● Given instruction:
From the summary below, list every experiment or task it names as an example problem for comparing how much reconstruction error matters.

● Article:

- - -

Summary of On Deep Multi-View Representation Learning: Objectives and Optimization

This paper proposes deep canonically correlated autoencoders (DCCAE). The objective of DCCAE contains both a term for canonical correlation and a term for reconstruction errors of the autoencoders. The canonical correlation term in the objective encourages learning information shared across modalities, while the reconstruction term encourages learning unimodal information. The merits of combining the objectives of canonical correlation and reconstruction errors are two-fold. First, there can be a trade-off parameter that weighs learning shared information vs. learning unimodal information. As shown in the paper, for some problems, minimizing reconstruction error is important, such as in the adjective-noun word embedding task, while in other problems it is not important, such as in the noisy MNIST and speech recognition experiments. Second, the reconstruction error objective acts as a regularization term, which can increase model performance since Canonical Correlation Analysis (CCA) can be prone to overfitting.

- - -

● Supplied material:

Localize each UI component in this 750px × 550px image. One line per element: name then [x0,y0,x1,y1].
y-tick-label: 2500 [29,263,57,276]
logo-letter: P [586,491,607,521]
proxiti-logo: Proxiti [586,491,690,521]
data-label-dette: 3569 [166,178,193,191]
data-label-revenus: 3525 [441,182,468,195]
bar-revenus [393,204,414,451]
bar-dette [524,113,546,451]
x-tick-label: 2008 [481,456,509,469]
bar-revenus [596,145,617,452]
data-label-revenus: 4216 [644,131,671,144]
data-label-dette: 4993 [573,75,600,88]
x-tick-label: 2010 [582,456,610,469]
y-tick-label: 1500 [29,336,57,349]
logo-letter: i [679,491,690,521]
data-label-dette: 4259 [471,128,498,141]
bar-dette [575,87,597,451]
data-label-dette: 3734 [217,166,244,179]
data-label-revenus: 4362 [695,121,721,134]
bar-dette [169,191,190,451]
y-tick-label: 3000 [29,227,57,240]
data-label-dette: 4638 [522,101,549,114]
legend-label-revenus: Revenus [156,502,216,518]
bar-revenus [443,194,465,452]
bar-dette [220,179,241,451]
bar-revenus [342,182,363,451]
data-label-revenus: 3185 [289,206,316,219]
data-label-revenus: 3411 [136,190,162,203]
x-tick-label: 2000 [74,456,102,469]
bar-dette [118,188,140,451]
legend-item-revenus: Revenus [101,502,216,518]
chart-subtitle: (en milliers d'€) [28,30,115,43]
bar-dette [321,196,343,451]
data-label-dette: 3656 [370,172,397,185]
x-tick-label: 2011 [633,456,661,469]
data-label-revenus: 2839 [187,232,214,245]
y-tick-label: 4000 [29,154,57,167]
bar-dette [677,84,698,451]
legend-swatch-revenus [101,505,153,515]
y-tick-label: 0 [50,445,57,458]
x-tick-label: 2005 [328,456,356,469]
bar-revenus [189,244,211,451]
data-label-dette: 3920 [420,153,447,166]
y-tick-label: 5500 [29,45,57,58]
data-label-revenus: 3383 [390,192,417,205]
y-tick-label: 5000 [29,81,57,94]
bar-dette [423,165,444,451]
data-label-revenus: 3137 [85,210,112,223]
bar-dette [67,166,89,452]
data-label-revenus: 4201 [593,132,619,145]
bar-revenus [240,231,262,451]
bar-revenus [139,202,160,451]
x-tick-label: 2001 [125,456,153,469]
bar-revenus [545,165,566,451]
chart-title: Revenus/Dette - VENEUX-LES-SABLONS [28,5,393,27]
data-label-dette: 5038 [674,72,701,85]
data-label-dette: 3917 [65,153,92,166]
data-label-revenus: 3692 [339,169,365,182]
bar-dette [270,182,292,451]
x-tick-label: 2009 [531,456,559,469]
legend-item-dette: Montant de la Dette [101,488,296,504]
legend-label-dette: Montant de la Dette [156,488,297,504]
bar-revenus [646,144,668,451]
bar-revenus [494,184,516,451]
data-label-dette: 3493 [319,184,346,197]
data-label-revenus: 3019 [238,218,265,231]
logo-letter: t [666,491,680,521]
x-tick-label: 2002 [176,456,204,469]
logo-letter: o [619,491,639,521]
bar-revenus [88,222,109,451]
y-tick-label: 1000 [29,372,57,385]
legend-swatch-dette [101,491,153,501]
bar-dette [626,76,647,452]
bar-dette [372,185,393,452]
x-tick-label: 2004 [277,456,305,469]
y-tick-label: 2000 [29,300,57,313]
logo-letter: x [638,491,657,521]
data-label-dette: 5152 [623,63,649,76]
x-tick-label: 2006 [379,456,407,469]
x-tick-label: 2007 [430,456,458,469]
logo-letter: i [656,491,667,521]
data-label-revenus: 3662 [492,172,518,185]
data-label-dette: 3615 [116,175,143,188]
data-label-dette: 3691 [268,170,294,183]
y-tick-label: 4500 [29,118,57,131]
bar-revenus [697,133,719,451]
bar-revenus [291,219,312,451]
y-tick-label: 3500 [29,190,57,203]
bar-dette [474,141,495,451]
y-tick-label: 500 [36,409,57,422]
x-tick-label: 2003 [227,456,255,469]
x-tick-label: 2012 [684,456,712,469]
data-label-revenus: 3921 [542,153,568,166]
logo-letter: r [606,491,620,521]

- - -

● Exercise result:
- adjective-noun word embedding task
- noisy MNIST
- speech recognition